§ **THE RECORDS**:
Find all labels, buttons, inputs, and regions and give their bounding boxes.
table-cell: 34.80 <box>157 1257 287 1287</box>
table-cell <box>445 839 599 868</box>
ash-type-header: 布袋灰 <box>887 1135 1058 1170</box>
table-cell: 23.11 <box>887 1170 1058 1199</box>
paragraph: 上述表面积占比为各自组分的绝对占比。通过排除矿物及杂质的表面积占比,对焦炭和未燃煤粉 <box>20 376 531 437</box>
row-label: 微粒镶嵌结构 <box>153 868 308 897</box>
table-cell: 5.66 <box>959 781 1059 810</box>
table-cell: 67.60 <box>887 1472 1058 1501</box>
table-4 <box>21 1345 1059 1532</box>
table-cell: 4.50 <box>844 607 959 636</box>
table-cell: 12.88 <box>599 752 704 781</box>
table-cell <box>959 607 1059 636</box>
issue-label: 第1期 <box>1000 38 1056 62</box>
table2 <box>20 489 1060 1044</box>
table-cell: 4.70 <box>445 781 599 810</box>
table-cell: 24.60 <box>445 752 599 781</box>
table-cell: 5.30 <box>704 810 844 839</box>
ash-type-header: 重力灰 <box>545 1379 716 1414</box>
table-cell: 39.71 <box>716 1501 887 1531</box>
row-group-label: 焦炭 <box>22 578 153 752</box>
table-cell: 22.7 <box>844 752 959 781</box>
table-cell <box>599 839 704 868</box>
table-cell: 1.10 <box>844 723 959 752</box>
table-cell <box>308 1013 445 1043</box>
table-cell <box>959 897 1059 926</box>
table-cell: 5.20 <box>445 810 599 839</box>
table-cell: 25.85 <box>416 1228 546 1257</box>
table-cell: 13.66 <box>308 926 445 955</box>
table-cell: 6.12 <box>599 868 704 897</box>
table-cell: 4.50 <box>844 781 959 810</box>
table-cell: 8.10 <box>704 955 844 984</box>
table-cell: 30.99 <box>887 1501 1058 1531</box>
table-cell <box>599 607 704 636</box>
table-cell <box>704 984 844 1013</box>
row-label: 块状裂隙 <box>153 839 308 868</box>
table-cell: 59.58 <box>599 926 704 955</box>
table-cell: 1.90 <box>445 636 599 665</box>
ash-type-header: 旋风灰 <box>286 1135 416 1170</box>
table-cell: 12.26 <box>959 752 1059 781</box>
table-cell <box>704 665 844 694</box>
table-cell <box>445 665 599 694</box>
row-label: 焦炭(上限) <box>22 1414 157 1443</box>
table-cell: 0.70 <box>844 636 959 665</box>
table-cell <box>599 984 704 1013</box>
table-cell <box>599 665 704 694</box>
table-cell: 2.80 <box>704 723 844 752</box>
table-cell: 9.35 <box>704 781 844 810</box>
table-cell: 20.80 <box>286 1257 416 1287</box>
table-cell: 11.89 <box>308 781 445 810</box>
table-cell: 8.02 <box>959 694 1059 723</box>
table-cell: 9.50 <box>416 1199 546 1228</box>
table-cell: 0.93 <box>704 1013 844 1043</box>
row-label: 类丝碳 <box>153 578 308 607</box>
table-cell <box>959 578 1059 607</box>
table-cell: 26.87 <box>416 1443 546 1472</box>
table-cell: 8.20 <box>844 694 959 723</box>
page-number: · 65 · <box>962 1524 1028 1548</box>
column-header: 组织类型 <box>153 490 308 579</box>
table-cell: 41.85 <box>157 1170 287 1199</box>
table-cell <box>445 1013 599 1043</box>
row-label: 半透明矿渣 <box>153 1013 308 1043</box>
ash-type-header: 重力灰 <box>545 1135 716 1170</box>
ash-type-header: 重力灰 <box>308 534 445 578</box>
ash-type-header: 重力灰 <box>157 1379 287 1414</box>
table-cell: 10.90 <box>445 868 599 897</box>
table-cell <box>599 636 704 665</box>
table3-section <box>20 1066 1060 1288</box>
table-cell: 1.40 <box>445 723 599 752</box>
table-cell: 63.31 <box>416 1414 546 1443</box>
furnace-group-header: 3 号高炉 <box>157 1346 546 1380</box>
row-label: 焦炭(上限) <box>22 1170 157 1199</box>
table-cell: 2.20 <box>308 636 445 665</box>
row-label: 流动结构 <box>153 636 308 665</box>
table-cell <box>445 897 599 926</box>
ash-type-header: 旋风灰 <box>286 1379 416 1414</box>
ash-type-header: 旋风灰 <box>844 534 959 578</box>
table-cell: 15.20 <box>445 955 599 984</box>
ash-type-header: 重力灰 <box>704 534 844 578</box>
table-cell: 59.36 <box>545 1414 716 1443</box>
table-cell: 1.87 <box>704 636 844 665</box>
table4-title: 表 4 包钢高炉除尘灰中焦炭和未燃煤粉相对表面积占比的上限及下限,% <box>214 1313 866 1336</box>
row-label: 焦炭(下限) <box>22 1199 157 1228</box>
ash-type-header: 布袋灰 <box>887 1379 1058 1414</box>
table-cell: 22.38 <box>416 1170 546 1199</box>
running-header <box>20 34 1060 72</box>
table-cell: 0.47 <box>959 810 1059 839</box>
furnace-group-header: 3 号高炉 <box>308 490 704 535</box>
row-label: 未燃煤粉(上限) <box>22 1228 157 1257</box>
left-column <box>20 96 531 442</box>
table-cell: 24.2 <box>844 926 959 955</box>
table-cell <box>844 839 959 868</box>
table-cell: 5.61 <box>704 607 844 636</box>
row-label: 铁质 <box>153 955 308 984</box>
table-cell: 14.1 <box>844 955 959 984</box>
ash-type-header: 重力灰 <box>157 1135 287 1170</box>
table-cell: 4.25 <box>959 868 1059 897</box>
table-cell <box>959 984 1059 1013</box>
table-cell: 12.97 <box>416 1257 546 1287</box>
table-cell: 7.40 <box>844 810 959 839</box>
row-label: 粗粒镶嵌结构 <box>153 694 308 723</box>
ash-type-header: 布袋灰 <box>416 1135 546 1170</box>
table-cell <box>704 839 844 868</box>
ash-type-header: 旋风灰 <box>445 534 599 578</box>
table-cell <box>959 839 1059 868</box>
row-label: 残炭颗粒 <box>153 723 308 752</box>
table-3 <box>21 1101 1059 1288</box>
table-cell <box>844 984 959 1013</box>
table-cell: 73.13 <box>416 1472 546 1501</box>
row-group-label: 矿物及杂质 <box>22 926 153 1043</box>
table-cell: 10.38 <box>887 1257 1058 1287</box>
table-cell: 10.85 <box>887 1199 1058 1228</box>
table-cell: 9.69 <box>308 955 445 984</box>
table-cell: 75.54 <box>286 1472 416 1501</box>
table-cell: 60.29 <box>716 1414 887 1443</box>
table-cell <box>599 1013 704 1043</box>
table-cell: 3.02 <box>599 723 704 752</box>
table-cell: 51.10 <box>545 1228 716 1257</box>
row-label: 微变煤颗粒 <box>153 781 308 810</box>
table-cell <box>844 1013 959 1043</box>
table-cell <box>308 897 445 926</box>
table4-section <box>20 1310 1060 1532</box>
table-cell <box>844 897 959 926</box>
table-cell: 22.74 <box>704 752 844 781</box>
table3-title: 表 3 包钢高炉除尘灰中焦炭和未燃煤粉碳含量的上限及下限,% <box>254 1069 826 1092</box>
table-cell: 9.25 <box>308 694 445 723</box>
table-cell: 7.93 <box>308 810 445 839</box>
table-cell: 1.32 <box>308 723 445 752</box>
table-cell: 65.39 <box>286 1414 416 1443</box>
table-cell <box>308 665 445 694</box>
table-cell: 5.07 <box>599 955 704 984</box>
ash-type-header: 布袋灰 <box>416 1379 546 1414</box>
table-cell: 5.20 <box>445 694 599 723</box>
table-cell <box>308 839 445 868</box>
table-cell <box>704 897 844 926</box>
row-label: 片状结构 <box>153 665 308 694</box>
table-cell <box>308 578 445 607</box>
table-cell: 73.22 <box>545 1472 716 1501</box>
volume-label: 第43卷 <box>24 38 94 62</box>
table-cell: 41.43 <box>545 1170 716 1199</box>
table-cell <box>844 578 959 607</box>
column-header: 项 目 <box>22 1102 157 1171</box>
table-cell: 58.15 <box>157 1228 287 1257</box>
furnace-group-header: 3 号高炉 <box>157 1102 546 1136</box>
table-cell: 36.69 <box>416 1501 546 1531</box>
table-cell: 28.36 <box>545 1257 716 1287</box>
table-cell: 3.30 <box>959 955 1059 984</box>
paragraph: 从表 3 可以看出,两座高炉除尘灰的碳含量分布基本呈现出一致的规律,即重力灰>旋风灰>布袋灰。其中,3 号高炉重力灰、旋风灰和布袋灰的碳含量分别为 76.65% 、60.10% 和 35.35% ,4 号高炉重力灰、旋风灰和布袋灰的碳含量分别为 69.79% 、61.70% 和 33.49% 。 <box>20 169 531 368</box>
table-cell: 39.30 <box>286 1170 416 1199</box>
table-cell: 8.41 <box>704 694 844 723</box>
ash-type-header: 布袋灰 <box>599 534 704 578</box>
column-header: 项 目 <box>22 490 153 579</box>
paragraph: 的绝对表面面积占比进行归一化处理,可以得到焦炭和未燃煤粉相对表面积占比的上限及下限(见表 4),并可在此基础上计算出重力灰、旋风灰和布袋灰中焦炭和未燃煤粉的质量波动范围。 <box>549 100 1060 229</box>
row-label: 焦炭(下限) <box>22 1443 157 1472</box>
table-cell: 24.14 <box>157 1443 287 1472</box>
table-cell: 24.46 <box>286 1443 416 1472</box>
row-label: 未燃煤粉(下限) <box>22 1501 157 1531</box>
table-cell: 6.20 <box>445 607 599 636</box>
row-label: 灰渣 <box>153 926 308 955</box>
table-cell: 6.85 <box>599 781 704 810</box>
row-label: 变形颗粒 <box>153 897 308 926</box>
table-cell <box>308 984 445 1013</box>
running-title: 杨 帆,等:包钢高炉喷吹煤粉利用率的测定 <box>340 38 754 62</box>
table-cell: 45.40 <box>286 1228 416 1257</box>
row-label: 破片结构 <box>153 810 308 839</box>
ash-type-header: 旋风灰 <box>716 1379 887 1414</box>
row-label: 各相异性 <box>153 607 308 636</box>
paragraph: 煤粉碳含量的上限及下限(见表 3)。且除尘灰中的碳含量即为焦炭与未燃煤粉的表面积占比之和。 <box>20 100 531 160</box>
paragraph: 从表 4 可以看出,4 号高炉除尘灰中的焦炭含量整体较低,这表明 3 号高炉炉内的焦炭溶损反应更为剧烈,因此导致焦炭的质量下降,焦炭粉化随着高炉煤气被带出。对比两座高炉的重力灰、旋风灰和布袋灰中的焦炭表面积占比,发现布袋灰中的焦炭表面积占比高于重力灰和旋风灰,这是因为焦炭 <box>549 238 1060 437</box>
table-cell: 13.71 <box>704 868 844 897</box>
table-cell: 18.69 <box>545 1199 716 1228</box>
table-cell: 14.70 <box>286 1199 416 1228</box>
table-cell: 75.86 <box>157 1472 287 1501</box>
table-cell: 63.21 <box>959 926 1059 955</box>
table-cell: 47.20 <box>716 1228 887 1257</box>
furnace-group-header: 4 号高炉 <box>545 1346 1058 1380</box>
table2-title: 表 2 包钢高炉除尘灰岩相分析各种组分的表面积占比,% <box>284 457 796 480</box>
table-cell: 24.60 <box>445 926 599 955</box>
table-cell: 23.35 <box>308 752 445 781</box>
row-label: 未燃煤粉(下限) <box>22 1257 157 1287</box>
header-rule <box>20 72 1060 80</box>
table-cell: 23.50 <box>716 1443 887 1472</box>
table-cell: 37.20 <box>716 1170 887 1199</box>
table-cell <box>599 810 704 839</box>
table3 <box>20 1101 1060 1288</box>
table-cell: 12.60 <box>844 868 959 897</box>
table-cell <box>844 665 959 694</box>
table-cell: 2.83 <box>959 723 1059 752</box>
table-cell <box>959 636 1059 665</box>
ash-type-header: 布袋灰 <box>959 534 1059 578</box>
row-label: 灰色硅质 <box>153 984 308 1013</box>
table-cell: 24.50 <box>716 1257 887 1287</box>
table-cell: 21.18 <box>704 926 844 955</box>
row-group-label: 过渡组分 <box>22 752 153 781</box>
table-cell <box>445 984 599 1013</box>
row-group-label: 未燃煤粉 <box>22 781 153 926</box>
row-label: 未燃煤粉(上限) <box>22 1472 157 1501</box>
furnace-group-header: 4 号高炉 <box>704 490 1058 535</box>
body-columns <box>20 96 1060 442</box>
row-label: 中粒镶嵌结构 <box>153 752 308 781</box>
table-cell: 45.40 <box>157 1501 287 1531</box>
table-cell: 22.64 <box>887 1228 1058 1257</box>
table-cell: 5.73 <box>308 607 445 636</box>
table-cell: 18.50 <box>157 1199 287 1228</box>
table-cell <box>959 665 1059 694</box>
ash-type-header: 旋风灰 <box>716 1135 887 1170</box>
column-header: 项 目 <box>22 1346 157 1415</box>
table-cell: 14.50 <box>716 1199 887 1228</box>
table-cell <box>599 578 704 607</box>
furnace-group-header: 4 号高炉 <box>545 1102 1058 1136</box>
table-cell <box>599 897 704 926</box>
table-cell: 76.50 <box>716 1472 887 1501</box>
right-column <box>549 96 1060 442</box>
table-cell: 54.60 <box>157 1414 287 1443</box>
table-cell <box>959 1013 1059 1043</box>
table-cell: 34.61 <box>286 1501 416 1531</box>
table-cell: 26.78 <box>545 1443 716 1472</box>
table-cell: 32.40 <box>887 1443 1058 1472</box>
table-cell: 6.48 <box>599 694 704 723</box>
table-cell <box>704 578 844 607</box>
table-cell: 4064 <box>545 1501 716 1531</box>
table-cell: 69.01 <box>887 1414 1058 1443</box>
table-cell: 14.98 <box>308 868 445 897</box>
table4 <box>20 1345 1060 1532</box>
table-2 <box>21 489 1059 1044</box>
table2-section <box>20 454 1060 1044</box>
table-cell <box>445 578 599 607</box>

§ **DIRECTIONS FOR THIS TASK**: Could you copy the entries word for word, from the very first line through the line containing "table-cell: 39.71 <box>716", including both of those lines?

§ **RESULT**:
Find all labels, buttons, inputs, and regions and give their bounding boxes.
table-cell: 34.80 <box>157 1257 287 1287</box>
table-cell <box>445 839 599 868</box>
ash-type-header: 布袋灰 <box>887 1135 1058 1170</box>
table-cell: 23.11 <box>887 1170 1058 1199</box>
paragraph: 上述表面积占比为各自组分的绝对占比。通过排除矿物及杂质的表面积占比,对焦炭和未燃煤粉 <box>20 376 531 437</box>
row-label: 微粒镶嵌结构 <box>153 868 308 897</box>
table-cell: 5.66 <box>959 781 1059 810</box>
table-cell: 67.60 <box>887 1472 1058 1501</box>
table-4 <box>21 1345 1059 1532</box>
table-cell: 4.50 <box>844 607 959 636</box>
table-cell: 12.88 <box>599 752 704 781</box>
table-cell <box>959 607 1059 636</box>
issue-label: 第1期 <box>1000 38 1056 62</box>
table2 <box>20 489 1060 1044</box>
table-cell: 4.70 <box>445 781 599 810</box>
table-cell: 24.60 <box>445 752 599 781</box>
table-cell: 5.30 <box>704 810 844 839</box>
ash-type-header: 重力灰 <box>545 1379 716 1414</box>
table-cell: 39.71 <box>716 1501 887 1531</box>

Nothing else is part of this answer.